◆ **What is needed**: Write the records below out again exactly as given, with no images.

◆ **Data entries**:
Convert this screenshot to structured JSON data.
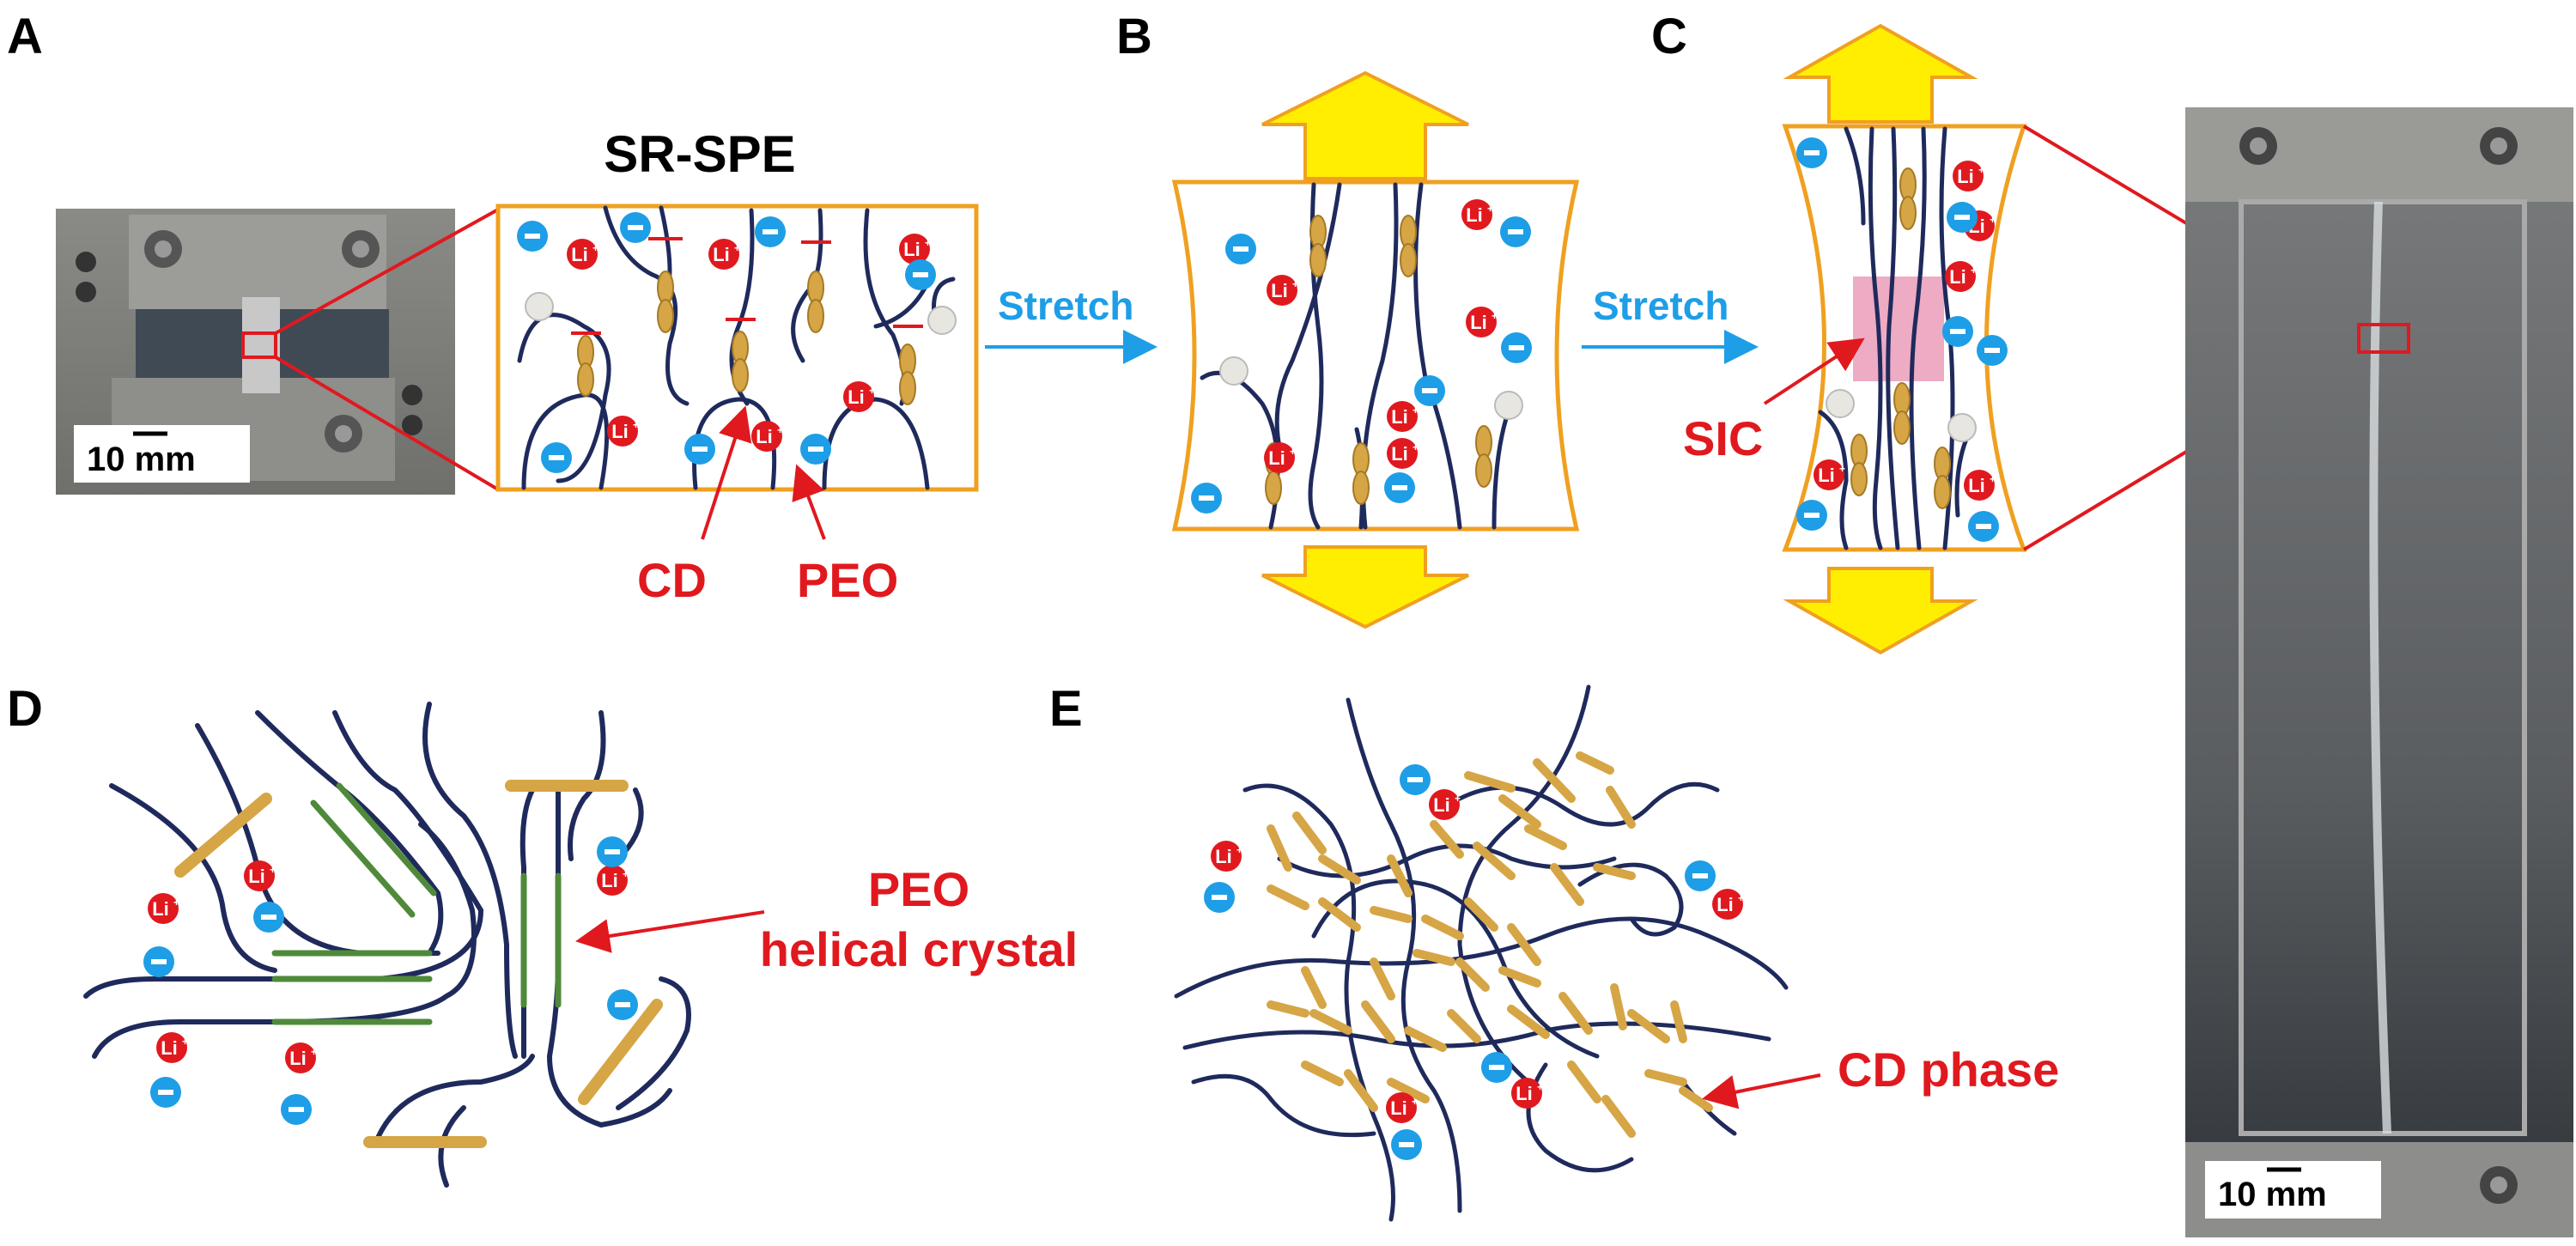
{
  "panels": {
    "a": "A",
    "b": "B",
    "c": "C",
    "d": "D",
    "e": "E"
  },
  "title": "SR-SPE",
  "arrows": {
    "stretch_1": "Stretch",
    "stretch_2": "Stretch"
  },
  "labels": {
    "cd": "CD",
    "peo": "PEO",
    "sic": "SIC",
    "peo_helical_1": "PEO",
    "peo_helical_2": "helical crystal",
    "cd_phase": "CD phase"
  },
  "scalebars": {
    "left": "10 mm",
    "right": "10 mm"
  },
  "ions": {
    "cation": "Li",
    "cation_sup": "+"
  },
  "colors": {
    "frame": "#f0a020",
    "accent_red": "#e0191f",
    "anion_blue": "#1e9ee6",
    "chain_navy": "#1f2a5c",
    "cd_gold": "#d6a545",
    "crystal_green": "#4f8a3a",
    "arrow_yellow": "#ffee00",
    "stretch_blue": "#1e9ee6",
    "sic_pink": "#e88fb0"
  }
}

◆ **Exercise solution**:
Convert this screenshot to structured JSON data.
{
  "panels": {
    "a": "A",
    "b": "B",
    "c": "C",
    "d": "D",
    "e": "E"
  },
  "title": "SR-SPE",
  "arrows": {
    "stretch_1": "Stretch",
    "stretch_2": "Stretch"
  },
  "labels": {
    "cd": "CD",
    "peo": "PEO",
    "sic": "SIC",
    "peo_helical_1": "PEO",
    "peo_helical_2": "helical crystal",
    "cd_phase": "CD phase"
  },
  "scalebars": {
    "left": "10 mm",
    "right": "10 mm"
  },
  "ions": {
    "cation": "Li",
    "cation_sup": "+"
  },
  "colors": {
    "frame": "#f0a020",
    "accent_red": "#e0191f",
    "anion_blue": "#1e9ee6",
    "chain_navy": "#1f2a5c",
    "cd_gold": "#d6a545",
    "crystal_green": "#4f8a3a",
    "arrow_yellow": "#ffee00",
    "stretch_blue": "#1e9ee6",
    "sic_pink": "#e88fb0"
  }
}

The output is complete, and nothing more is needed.